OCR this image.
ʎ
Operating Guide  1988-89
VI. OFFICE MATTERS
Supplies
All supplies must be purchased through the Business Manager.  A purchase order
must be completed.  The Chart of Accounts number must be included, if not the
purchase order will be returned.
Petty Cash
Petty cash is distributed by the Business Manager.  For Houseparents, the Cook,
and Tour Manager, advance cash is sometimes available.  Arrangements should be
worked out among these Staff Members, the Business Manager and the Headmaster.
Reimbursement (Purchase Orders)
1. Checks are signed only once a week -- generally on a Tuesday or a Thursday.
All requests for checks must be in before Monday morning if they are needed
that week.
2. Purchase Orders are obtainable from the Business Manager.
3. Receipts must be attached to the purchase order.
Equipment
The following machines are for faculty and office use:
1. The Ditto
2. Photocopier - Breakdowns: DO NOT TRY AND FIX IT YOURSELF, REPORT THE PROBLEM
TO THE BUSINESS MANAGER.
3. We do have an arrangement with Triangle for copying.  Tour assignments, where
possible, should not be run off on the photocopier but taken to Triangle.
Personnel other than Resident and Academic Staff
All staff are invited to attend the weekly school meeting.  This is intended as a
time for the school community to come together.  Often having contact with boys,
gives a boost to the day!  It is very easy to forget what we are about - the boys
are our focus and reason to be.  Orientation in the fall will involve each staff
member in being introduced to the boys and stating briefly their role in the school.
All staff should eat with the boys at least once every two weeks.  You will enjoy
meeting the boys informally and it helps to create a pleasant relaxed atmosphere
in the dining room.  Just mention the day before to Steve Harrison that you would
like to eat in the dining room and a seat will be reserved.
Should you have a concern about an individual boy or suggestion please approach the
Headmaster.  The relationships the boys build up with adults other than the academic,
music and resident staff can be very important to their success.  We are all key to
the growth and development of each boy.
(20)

### TASK DIRECTIONS
Print out the whole listing exactly as it appears.

### COMPLETE ANSWER
OCR this image.
ʎ
Operating Guide  1988-89
VI. OFFICE MATTERS
Supplies
All supplies must be purchased through the Business Manager.  A purchase order
must be completed.  The Chart of Accounts number must be included, if not the
purchase order will be returned.
Petty Cash
Petty cash is distributed by the Business Manager.  For Houseparents, the Cook,
and Tour Manager, advance cash is sometimes available.  Arrangements should be
worked out among these Staff Members, the Business Manager and the Headmaster.
Reimbursement (Purchase Orders)
1. Checks are signed only once a week -- generally on a Tuesday or a Thursday.
All requests for checks must be in before Monday morning if they are needed
that week.
2. Purchase Orders are obtainable from the Business Manager.
3. Receipts must be attached to the purchase order.
Equipment
The following machines are for faculty and office use:
1. The Ditto
2. Photocopier - Breakdowns: DO NOT TRY AND FIX IT YOURSELF, REPORT THE PROBLEM
TO THE BUSINESS MANAGER.
3. We do have an arrangement with Triangle for copying.  Tour assignments, where
possible, should not be run off on the photocopier but taken to Triangle.
Personnel other than Resident and Academic Staff
All staff are invited to attend the weekly school meeting.  This is intended as a
time for the school community to come together.  Often having contact with boys,
gives a boost to the day!  It is very easy to forget what we are about - the boys
are our focus and reason to be.  Orientation in the fall will involve each staff
member in being introduced to the boys and stating briefly their role in the school.
All staff should eat with the boys at least once every two weeks.  You will enjoy
meeting the boys informally and it helps to create a pleasant relaxed atmosphere
in the dining room.  Just mention the day before to Steve Harrison that you would
like to eat in the dining room and a seat will be reserved.
Should you have a concern about an individual boy or suggestion please approach the
Headmaster.  The relationships the boys build up with adults other than the academic,
music and resident staff can be very important to their success.  We are all key to
the growth and development of each boy.
(20)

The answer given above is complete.